DIRECTION
Send back the records in full, character for character.

PROVIDED RECORDS
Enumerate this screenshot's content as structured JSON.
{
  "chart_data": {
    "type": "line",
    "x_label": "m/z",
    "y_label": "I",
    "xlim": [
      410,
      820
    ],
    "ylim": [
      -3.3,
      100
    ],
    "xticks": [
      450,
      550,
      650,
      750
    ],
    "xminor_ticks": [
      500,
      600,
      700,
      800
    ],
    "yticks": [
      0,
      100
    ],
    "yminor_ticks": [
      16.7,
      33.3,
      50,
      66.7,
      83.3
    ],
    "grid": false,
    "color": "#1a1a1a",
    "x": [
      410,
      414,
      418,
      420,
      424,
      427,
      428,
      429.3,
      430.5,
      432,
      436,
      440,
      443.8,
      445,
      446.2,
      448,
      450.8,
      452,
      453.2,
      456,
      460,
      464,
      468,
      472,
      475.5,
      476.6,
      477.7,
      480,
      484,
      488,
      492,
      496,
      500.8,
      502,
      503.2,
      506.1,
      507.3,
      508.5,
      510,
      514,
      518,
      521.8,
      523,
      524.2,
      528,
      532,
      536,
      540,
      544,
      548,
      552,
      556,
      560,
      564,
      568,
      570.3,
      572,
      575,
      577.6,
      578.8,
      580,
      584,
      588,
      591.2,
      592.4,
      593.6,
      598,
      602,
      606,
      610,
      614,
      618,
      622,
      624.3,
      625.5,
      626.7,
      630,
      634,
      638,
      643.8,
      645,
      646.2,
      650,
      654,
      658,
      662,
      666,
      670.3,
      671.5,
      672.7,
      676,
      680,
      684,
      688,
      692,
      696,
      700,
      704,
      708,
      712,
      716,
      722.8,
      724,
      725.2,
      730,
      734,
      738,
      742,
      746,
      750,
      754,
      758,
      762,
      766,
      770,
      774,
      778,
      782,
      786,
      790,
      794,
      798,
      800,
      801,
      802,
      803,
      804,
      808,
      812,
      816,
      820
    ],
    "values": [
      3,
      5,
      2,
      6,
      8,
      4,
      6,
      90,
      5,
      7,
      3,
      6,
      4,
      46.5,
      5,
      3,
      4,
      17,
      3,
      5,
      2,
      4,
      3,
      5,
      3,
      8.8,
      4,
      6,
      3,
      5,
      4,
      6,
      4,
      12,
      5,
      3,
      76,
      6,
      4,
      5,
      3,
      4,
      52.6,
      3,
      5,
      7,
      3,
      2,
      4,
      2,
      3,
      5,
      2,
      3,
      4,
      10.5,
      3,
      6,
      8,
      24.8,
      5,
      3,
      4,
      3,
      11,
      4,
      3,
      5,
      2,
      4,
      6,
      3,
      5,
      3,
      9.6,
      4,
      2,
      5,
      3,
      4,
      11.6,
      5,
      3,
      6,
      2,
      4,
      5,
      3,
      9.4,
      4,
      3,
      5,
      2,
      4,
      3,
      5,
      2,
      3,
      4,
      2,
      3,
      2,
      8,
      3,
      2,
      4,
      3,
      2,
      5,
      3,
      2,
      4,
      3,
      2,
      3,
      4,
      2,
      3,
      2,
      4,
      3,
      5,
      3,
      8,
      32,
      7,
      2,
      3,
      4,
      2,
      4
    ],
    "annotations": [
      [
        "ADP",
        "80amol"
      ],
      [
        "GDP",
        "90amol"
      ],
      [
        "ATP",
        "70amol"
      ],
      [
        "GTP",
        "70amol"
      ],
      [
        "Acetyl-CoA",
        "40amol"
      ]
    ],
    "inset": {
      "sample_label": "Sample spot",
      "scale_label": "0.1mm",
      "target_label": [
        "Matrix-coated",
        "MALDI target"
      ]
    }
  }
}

OUTPUT
Enumerate this screenshot's content as structured JSON.
{
  "chart_data": {
    "type": "line",
    "x_label": "m/z",
    "y_label": "I",
    "xlim": [
      410,
      820
    ],
    "ylim": [
      -3.3,
      100
    ],
    "xticks": [
      450,
      550,
      650,
      750
    ],
    "xminor_ticks": [
      500,
      600,
      700,
      800
    ],
    "yticks": [
      0,
      100
    ],
    "yminor_ticks": [
      16.7,
      33.3,
      50,
      66.7,
      83.3
    ],
    "grid": false,
    "color": "#1a1a1a",
    "x": [
      410,
      414,
      418,
      420,
      424,
      427,
      428,
      429.3,
      430.5,
      432,
      436,
      440,
      443.8,
      445,
      446.2,
      448,
      450.8,
      452,
      453.2,
      456,
      460,
      464,
      468,
      472,
      475.5,
      476.6,
      477.7,
      480,
      484,
      488,
      492,
      496,
      500.8,
      502,
      503.2,
      506.1,
      507.3,
      508.5,
      510,
      514,
      518,
      521.8,
      523,
      524.2,
      528,
      532,
      536,
      540,
      544,
      548,
      552,
      556,
      560,
      564,
      568,
      570.3,
      572,
      575,
      577.6,
      578.8,
      580,
      584,
      588,
      591.2,
      592.4,
      593.6,
      598,
      602,
      606,
      610,
      614,
      618,
      622,
      624.3,
      625.5,
      626.7,
      630,
      634,
      638,
      643.8,
      645,
      646.2,
      650,
      654,
      658,
      662,
      666,
      670.3,
      671.5,
      672.7,
      676,
      680,
      684,
      688,
      692,
      696,
      700,
      704,
      708,
      712,
      716,
      722.8,
      724,
      725.2,
      730,
      734,
      738,
      742,
      746,
      750,
      754,
      758,
      762,
      766,
      770,
      774,
      778,
      782,
      786,
      790,
      794,
      798,
      800,
      801,
      802,
      803,
      804,
      808,
      812,
      816,
      820
    ],
    "values": [
      3,
      5,
      2,
      6,
      8,
      4,
      6,
      90,
      5,
      7,
      3,
      6,
      4,
      46.5,
      5,
      3,
      4,
      17,
      3,
      5,
      2,
      4,
      3,
      5,
      3,
      8.8,
      4,
      6,
      3,
      5,
      4,
      6,
      4,
      12,
      5,
      3,
      76,
      6,
      4,
      5,
      3,
      4,
      52.6,
      3,
      5,
      7,
      3,
      2,
      4,
      2,
      3,
      5,
      2,
      3,
      4,
      10.5,
      3,
      6,
      8,
      24.8,
      5,
      3,
      4,
      3,
      11,
      4,
      3,
      5,
      2,
      4,
      6,
      3,
      5,
      3,
      9.6,
      4,
      2,
      5,
      3,
      4,
      11.6,
      5,
      3,
      6,
      2,
      4,
      5,
      3,
      9.4,
      4,
      3,
      5,
      2,
      4,
      3,
      5,
      2,
      3,
      4,
      2,
      3,
      2,
      8,
      3,
      2,
      4,
      3,
      2,
      5,
      3,
      2,
      4,
      3,
      2,
      3,
      4,
      2,
      3,
      2,
      4,
      3,
      5,
      3,
      8,
      32,
      7,
      2,
      3,
      4,
      2,
      4
    ],
    "annotations": [
      [
        "ADP",
        "80amol"
      ],
      [
        "GDP",
        "90amol"
      ],
      [
        "ATP",
        "70amol"
      ],
      [
        "GTP",
        "70amol"
      ],
      [
        "Acetyl-CoA",
        "40amol"
      ]
    ],
    "inset": {
      "sample_label": "Sample spot",
      "scale_label": "0.1mm",
      "target_label": [
        "Matrix-coated",
        "MALDI target"
      ]
    }
  }
}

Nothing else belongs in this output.